-- start Records supplied --

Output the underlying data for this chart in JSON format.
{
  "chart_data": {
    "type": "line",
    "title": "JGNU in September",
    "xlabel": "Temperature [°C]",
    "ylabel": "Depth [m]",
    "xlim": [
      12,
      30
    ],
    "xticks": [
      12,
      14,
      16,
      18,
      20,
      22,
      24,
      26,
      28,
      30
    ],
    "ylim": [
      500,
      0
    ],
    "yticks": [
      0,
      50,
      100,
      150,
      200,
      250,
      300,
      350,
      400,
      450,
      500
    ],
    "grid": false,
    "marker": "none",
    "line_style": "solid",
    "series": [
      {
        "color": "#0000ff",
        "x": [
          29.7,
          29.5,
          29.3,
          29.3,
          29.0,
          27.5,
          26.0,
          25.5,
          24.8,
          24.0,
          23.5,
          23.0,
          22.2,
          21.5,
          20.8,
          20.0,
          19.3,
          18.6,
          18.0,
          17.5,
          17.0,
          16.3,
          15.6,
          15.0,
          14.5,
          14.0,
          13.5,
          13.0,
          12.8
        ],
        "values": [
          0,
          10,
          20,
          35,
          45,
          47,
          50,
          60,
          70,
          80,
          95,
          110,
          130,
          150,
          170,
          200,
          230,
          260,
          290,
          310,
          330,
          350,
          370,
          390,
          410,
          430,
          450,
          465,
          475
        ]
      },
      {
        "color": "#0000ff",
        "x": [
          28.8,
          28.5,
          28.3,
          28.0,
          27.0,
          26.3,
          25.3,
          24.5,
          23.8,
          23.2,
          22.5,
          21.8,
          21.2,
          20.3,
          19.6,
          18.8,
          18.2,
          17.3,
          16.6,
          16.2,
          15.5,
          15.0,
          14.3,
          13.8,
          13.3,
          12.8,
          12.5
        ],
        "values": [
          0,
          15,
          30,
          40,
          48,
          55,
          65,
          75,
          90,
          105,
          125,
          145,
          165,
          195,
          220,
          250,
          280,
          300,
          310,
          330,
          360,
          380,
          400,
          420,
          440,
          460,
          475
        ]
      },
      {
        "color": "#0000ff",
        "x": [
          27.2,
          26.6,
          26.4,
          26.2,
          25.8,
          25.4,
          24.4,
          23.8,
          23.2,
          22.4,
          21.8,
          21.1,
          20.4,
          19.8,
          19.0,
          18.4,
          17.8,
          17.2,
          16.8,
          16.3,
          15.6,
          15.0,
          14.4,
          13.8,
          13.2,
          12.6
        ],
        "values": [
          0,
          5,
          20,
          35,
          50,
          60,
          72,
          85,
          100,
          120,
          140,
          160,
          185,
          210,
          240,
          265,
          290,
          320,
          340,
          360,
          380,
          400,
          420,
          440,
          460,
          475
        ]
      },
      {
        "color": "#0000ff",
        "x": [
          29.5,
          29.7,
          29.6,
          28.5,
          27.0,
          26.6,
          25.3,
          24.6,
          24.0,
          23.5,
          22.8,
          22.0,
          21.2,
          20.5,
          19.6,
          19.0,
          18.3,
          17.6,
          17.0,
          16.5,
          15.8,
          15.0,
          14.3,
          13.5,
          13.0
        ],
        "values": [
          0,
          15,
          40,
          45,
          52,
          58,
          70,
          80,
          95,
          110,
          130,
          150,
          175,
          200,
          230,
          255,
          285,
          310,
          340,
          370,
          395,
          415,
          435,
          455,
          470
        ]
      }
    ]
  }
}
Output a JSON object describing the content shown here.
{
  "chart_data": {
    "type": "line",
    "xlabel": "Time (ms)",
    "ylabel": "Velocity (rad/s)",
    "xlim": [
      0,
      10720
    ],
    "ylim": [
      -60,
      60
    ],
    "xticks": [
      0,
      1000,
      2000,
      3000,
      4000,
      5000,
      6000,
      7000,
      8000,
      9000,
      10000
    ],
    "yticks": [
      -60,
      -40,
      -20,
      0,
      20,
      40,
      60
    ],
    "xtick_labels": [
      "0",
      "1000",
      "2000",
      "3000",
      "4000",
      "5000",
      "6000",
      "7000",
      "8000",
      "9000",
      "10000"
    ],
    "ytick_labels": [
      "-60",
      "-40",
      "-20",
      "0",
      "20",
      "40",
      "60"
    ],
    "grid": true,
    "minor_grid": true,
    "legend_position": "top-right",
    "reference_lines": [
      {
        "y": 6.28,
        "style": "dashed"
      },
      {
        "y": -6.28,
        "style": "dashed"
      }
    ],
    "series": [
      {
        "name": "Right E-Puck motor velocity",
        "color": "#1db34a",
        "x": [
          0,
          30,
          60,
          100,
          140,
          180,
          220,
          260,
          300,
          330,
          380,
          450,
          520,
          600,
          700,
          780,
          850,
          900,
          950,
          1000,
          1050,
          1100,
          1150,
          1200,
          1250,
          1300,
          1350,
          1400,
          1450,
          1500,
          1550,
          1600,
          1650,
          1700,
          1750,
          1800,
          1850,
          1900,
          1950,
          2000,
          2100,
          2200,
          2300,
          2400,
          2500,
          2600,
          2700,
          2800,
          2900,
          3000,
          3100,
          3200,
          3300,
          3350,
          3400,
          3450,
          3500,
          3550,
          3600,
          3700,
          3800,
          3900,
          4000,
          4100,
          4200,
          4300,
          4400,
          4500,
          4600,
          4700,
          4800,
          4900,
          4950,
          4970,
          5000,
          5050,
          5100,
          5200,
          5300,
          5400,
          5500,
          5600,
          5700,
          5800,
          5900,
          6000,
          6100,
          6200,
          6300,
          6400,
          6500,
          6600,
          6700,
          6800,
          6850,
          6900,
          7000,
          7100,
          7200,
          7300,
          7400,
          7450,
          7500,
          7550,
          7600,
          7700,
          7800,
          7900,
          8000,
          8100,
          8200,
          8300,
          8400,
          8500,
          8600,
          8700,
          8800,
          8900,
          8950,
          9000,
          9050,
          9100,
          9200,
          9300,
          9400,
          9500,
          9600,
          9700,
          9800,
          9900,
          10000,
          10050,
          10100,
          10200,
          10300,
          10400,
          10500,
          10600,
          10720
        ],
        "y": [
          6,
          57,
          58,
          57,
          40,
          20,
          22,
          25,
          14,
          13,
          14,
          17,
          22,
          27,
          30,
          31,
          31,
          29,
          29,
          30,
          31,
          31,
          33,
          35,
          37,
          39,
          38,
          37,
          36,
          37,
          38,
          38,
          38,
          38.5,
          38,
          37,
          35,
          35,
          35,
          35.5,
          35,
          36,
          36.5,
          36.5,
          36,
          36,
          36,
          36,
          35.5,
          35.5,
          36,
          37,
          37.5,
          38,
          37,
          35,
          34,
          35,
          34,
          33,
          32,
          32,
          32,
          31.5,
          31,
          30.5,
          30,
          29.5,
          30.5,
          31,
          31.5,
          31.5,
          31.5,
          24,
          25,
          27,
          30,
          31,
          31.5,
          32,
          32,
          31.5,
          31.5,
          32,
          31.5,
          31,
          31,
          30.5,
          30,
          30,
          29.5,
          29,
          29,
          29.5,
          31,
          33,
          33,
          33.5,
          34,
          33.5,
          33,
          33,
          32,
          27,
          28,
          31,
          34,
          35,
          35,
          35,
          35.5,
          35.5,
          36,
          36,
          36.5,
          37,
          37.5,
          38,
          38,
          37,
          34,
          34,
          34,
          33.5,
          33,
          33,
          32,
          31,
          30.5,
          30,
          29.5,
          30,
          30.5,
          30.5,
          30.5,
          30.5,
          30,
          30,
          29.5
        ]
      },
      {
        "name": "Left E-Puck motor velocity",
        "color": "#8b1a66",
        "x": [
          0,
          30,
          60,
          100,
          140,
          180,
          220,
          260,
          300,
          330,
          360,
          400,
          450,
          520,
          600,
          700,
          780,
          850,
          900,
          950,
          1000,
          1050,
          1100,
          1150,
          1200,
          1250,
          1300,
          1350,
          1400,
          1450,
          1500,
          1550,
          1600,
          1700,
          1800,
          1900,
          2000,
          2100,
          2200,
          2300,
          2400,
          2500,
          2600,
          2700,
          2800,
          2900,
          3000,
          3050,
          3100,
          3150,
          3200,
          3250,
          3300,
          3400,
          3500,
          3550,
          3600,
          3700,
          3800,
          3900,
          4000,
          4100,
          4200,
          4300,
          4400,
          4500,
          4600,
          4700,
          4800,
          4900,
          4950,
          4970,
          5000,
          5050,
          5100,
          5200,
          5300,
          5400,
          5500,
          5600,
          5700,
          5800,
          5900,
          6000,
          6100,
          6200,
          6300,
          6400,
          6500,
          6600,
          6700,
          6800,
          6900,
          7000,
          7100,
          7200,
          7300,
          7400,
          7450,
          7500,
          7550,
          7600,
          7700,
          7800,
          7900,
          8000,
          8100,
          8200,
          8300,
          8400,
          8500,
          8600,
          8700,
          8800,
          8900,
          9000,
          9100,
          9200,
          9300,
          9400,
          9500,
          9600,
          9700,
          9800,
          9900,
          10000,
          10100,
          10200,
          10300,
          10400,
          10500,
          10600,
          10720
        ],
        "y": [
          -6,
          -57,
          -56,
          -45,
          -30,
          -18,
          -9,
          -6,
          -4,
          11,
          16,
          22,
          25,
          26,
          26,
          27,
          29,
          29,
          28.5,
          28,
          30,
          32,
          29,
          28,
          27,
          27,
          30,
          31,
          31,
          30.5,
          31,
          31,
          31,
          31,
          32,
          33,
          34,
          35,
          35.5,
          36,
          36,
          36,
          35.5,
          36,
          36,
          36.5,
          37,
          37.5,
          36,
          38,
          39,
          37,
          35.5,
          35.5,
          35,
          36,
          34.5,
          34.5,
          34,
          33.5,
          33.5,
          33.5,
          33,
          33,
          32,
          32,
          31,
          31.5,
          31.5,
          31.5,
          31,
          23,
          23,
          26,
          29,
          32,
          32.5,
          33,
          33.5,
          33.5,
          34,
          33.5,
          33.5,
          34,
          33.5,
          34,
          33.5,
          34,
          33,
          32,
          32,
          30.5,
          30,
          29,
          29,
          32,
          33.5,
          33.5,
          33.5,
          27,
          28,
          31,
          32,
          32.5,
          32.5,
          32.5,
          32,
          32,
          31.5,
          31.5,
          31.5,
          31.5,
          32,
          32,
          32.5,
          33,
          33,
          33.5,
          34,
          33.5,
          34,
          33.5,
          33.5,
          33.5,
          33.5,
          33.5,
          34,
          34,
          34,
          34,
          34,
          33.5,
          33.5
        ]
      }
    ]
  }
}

-- end Records supplied --

Task objective: Pick out every line above that contains the word "ylabel" and copy it.

Problem solution:
    "ylabel": "Depth [m]",
    "ylabel": "Velocity (rad/s)",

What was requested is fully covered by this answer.